• [Task to carry out]: Gather every line from the entries below that includes "strong".

• [Working data]:
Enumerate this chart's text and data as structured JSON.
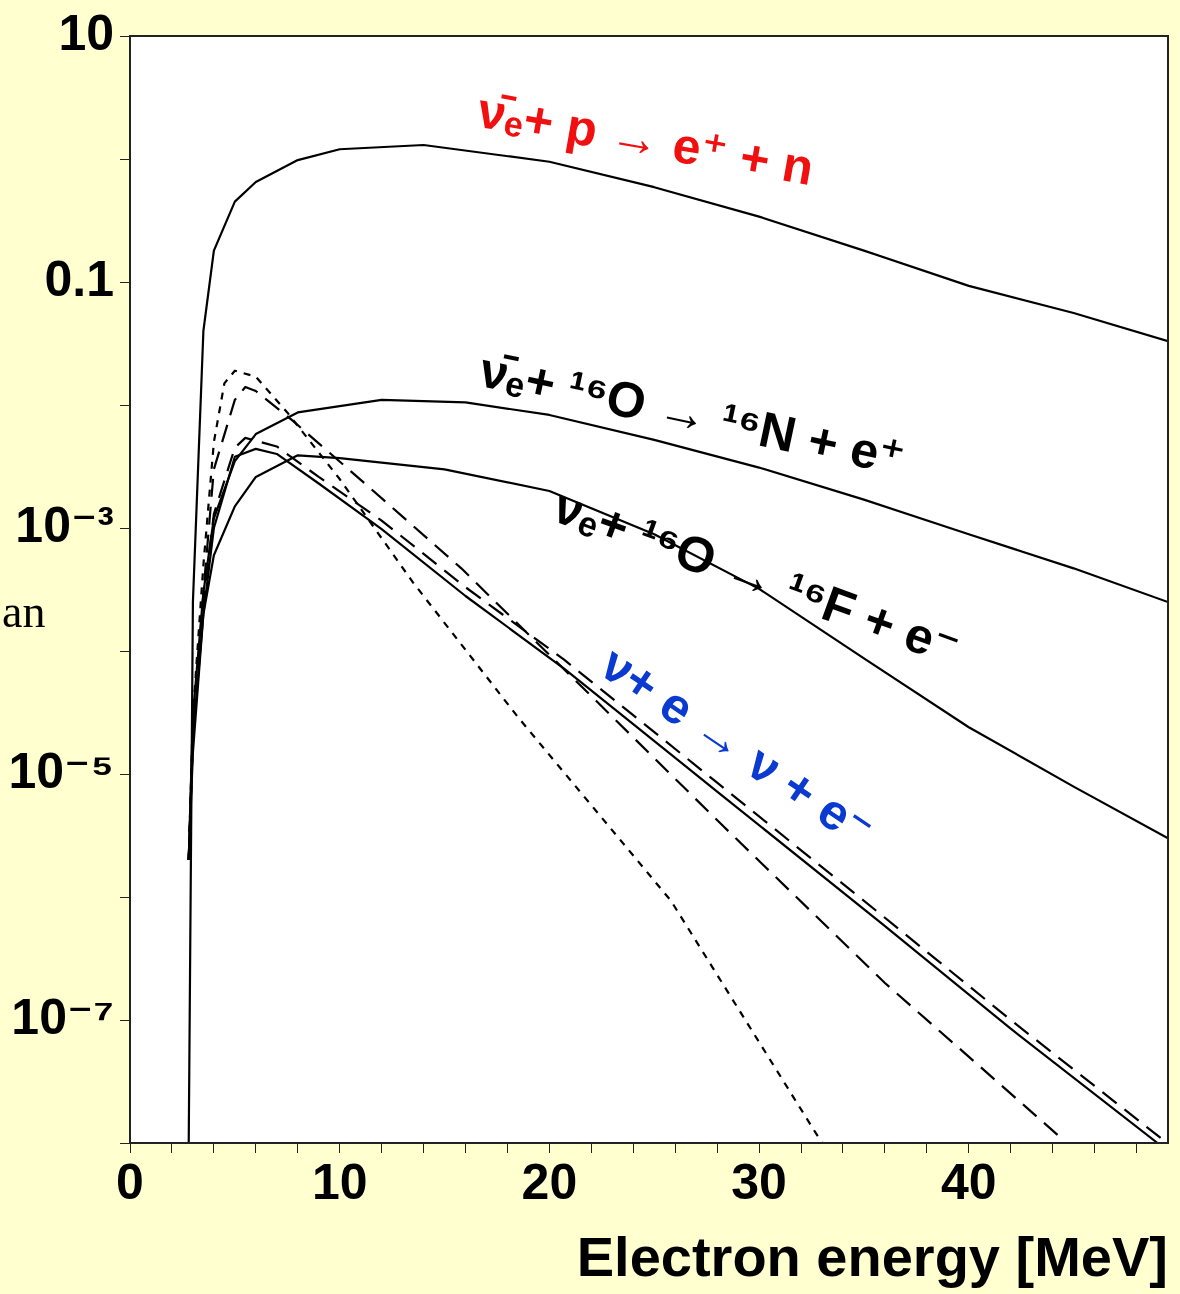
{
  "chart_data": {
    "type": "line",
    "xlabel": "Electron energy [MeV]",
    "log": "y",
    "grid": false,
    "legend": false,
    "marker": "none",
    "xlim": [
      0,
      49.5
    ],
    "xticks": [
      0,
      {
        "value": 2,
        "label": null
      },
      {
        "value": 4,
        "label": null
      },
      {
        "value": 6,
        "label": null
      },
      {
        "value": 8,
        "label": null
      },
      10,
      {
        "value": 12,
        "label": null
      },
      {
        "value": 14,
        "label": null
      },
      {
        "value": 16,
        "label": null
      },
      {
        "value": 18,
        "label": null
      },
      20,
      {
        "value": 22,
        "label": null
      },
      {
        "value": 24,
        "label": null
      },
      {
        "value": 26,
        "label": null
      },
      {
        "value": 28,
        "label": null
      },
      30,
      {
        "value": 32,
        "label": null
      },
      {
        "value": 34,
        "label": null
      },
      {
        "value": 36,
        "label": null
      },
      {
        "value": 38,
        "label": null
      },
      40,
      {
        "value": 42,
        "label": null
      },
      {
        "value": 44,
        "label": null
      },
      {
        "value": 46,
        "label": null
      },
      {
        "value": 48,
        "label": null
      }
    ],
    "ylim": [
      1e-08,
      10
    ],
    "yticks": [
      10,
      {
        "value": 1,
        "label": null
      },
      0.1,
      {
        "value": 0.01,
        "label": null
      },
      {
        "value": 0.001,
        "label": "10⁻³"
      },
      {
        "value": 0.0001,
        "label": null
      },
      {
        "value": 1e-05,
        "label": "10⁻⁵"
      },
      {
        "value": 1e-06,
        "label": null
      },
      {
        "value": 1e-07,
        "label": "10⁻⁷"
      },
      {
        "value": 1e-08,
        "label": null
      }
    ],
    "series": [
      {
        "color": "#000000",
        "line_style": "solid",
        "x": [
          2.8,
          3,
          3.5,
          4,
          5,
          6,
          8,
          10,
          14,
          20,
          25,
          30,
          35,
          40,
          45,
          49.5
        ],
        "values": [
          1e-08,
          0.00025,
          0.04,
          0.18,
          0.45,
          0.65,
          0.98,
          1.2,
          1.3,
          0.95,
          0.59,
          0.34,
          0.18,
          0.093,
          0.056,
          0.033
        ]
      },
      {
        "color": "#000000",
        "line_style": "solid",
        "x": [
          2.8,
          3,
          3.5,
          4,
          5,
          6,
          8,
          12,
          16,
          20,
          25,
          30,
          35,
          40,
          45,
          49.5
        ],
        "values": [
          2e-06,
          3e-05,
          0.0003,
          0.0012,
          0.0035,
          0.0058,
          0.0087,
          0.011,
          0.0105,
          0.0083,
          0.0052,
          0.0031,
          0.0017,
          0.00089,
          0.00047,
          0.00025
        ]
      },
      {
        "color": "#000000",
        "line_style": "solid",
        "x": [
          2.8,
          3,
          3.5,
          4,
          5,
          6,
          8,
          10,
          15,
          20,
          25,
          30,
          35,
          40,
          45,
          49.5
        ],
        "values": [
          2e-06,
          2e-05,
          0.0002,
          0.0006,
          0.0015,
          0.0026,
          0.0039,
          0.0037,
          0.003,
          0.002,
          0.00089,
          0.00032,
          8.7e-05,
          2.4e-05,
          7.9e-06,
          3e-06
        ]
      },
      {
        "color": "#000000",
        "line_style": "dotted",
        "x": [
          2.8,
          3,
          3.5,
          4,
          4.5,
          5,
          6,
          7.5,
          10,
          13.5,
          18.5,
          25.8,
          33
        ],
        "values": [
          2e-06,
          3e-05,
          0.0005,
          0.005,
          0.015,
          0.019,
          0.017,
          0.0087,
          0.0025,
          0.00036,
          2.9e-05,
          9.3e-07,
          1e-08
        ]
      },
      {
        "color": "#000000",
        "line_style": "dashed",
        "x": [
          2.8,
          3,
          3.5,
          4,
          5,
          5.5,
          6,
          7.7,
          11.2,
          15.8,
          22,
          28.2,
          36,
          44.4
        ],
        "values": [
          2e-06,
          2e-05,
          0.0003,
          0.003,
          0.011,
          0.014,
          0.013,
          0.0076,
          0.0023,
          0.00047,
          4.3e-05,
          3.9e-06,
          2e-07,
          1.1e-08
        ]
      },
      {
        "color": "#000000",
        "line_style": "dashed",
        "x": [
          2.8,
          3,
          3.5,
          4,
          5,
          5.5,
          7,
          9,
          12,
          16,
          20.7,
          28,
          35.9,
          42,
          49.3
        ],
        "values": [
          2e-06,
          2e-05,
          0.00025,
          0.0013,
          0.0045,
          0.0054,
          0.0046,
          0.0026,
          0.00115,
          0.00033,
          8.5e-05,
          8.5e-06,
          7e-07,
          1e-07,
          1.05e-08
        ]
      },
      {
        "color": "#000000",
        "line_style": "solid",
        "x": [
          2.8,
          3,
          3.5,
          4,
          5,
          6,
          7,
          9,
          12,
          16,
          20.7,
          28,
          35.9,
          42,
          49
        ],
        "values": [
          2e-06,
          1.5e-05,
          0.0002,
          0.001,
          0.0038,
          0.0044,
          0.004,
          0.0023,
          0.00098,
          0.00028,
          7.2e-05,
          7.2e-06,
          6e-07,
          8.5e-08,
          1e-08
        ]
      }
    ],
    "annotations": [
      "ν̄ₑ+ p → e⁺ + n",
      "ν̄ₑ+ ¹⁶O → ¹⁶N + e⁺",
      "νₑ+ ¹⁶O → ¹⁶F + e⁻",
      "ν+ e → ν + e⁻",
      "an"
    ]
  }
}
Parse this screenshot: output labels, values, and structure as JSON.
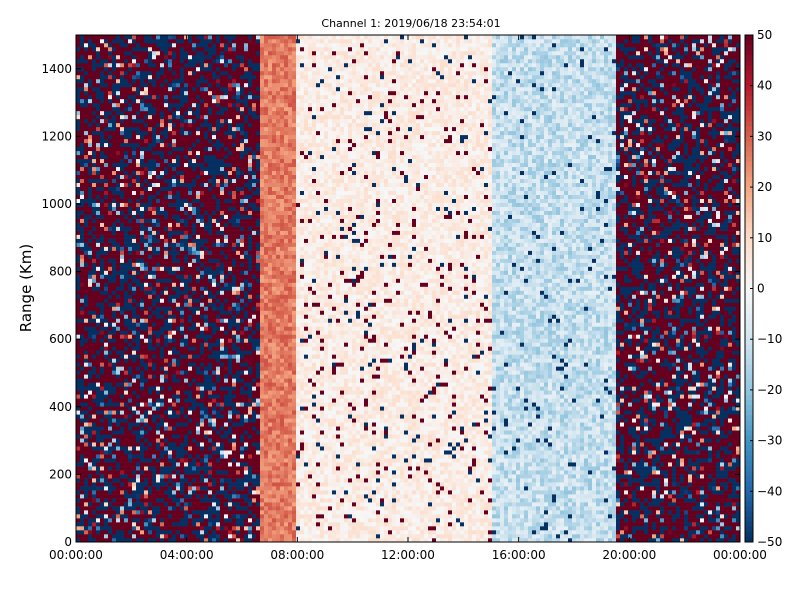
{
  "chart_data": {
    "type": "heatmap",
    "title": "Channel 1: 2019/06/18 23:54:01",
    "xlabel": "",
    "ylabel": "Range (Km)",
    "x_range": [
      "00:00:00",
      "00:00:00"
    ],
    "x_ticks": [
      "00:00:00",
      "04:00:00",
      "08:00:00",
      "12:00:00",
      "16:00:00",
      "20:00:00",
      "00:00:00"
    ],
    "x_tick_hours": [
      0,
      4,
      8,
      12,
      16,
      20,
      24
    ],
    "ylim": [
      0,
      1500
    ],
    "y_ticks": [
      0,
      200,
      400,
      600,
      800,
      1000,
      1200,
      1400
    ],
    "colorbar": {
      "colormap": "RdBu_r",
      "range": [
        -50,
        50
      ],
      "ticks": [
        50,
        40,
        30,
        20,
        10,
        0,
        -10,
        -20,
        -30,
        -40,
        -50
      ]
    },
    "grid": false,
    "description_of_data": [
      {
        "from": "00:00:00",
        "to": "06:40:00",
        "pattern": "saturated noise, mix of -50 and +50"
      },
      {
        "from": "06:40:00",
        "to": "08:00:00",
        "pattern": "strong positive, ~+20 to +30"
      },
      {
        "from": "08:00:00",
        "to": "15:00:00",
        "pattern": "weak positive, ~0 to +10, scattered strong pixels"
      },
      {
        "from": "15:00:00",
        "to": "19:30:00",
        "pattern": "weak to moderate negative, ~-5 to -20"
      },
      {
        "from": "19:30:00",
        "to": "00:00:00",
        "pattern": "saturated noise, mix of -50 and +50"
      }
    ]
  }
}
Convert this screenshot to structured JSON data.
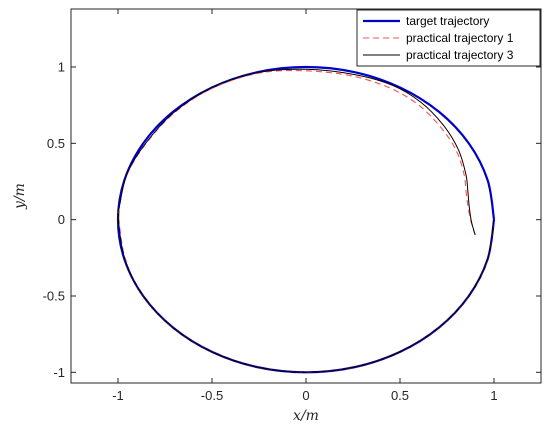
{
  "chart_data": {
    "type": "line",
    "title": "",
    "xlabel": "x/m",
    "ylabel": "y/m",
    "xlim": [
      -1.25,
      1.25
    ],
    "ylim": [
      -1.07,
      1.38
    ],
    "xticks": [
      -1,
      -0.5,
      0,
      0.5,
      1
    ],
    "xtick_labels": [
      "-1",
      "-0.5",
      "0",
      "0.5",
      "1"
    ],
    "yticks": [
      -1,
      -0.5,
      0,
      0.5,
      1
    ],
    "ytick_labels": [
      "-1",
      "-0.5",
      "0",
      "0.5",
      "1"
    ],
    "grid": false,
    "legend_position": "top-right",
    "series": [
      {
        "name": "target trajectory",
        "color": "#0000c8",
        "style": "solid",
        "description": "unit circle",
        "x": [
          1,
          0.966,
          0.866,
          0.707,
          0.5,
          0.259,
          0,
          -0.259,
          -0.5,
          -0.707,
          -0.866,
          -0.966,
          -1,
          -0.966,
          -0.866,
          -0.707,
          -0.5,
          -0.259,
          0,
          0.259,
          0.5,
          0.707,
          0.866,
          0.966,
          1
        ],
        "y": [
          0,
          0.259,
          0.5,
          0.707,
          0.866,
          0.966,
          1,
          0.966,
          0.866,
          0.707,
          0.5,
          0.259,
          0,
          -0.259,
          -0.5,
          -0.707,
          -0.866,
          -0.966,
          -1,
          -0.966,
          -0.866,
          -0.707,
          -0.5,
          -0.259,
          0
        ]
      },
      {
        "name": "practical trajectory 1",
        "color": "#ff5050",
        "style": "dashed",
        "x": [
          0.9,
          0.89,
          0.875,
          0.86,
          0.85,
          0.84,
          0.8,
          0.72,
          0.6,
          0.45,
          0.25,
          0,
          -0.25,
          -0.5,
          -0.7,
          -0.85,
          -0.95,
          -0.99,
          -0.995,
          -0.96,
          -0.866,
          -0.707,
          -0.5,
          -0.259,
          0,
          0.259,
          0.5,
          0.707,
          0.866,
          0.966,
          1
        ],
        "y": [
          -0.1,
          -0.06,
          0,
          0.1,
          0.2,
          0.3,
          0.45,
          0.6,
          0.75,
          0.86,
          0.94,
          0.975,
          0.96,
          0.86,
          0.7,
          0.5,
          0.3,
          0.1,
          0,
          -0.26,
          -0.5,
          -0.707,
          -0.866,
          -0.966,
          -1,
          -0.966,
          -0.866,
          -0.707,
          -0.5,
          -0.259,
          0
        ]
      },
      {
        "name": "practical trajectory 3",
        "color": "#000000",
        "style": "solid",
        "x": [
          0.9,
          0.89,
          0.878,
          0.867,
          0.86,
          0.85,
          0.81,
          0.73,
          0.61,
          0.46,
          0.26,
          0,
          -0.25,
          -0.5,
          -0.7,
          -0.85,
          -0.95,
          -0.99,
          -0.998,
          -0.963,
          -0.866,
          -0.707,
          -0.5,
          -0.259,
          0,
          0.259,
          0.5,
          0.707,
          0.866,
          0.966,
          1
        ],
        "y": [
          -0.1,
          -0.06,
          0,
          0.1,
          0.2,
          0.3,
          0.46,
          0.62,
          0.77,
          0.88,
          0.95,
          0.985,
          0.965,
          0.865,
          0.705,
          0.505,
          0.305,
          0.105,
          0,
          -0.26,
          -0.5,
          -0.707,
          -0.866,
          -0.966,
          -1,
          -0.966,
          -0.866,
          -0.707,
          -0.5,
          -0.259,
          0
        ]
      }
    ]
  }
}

• [Exercise solution]:
        "pattern": "strong positive, ~+20 to +30"
        "pattern": "weak positive, ~0 to +10, scattered strong pixels"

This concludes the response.